> Instructions for the task
Pick up the forum thread on teaching a cockatiel to forage right after its final line.

> Text to read
• • •

# 4yo female cockatiel training



## King_Kaitt (Oct 21, 2019)

Hi, so iv had my cockatiel since just before she was weaned and I had to spoon feed her, iv taught her to step up when she was little and we have a great bond but I never knew you were meant to teach her how to forage or show her how to use toys ect I just honestly thought she just wasn’t interested, I have started teaching her to forage for her enrichment part of her diet by putting some shredded paper over a bowl with her tropimix under the paper so she has to dig through it she’s got the hang of this now(only took her like a day and I’m pretty proud) but where do I go from there as I don’t want to make it too hard and she gets overwhelmed as this is unfortunately all new to her because I didn’t know to teach her?


----------



## tielfan (Aug 31, 2008)

• • •

> Dataset extract

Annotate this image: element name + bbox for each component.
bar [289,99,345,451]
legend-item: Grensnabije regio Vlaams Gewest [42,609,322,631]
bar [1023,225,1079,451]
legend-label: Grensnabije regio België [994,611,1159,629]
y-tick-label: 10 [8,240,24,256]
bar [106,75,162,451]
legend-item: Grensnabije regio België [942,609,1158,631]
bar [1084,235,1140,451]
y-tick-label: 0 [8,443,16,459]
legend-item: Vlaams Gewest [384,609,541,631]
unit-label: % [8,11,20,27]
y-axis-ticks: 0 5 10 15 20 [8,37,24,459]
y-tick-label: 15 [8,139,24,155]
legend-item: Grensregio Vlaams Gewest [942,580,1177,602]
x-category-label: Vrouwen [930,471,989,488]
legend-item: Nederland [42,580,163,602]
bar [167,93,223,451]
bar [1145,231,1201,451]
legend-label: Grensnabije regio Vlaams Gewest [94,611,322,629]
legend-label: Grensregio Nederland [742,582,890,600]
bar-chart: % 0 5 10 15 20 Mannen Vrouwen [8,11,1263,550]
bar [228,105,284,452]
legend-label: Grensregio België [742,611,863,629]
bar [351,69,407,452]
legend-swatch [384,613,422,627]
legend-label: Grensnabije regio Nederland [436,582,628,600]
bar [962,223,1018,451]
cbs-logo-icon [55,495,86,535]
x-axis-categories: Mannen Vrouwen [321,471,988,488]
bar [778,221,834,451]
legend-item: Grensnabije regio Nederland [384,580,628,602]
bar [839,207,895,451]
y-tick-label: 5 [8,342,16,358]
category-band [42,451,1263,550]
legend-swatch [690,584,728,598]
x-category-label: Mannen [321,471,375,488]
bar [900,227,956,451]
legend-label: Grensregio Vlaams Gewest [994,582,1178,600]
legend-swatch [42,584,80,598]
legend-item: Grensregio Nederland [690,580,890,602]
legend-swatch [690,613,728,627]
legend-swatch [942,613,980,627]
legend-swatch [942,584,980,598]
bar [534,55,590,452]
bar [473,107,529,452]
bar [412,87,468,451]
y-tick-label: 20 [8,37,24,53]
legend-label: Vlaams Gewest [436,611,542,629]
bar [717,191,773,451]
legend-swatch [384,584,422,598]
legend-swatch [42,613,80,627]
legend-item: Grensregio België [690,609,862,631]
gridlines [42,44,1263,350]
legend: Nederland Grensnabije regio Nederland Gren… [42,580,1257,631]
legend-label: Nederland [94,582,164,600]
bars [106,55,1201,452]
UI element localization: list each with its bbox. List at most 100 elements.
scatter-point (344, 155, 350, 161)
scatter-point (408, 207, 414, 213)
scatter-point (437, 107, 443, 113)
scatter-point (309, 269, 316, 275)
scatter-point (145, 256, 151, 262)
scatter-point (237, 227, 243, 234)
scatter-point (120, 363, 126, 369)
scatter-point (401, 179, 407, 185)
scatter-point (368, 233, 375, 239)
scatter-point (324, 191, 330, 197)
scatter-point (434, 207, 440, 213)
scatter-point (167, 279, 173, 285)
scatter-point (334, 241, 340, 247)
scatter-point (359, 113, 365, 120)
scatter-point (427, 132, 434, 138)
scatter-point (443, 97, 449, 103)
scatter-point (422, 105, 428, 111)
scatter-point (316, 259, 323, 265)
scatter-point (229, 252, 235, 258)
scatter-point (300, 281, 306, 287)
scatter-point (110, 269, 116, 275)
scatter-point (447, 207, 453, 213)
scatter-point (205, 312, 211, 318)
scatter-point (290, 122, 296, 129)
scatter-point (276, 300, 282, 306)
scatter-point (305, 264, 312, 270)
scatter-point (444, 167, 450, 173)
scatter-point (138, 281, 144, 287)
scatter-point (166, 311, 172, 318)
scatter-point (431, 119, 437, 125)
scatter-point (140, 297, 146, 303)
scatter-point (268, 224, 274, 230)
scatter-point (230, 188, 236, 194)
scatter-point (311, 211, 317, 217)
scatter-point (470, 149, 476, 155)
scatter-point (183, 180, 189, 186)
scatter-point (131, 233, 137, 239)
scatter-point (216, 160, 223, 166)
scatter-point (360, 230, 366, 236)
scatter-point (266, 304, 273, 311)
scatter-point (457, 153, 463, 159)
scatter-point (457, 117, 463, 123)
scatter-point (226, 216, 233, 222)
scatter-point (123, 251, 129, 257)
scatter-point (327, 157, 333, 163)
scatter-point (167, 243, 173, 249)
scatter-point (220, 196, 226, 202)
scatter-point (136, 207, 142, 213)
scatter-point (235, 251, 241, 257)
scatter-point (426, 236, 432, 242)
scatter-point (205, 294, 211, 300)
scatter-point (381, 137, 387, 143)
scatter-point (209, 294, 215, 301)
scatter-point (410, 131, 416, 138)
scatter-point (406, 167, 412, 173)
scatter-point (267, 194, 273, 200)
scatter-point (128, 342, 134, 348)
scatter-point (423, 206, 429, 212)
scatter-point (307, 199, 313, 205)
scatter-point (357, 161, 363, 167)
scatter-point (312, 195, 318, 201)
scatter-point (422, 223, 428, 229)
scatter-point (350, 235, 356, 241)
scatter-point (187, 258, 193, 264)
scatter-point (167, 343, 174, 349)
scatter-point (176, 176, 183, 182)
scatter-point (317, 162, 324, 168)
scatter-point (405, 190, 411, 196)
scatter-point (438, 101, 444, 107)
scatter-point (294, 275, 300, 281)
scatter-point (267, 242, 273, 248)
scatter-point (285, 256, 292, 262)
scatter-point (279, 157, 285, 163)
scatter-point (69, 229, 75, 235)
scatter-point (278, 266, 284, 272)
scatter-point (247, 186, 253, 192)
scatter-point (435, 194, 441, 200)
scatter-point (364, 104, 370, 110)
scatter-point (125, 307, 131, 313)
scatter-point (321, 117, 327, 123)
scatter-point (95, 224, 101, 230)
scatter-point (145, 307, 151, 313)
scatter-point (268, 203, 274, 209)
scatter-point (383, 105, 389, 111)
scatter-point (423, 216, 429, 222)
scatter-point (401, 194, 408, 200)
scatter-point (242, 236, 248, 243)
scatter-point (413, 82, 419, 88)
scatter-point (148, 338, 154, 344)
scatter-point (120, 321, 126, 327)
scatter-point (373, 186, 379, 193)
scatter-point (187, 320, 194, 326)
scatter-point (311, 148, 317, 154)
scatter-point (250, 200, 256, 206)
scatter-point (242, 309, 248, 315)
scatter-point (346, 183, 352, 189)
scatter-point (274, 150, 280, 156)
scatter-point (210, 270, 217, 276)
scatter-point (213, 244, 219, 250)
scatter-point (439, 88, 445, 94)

• • •

> Final result
The foraging habits of wild cockatiels are actually pretty simple - they mostly walk around on the ground picking stuff up. Nature hasn't prepared them for the more complicated, acrobatic foraging activities used by parrots that get most of their food from trees, so cockatiels give up pretty easily if you make it too hard for them. You can do a reasonable simulation of nature just by having food stations in various places around the room so she can visit them and get some food without having to work too hard for it.


----------



## King_Kaitt (Oct 21, 2019)

Oh i didnt know they only forage on the ground,that would explain why she doesnt use the ones i bought that hang in her cage.thanks for the info ill definitely make her some foraging stations :cinnamon pearl:


----------



## LeahB (May 25, 2016)

I hide nutriberries in my cockatiels' toys and they so eventually find all of them!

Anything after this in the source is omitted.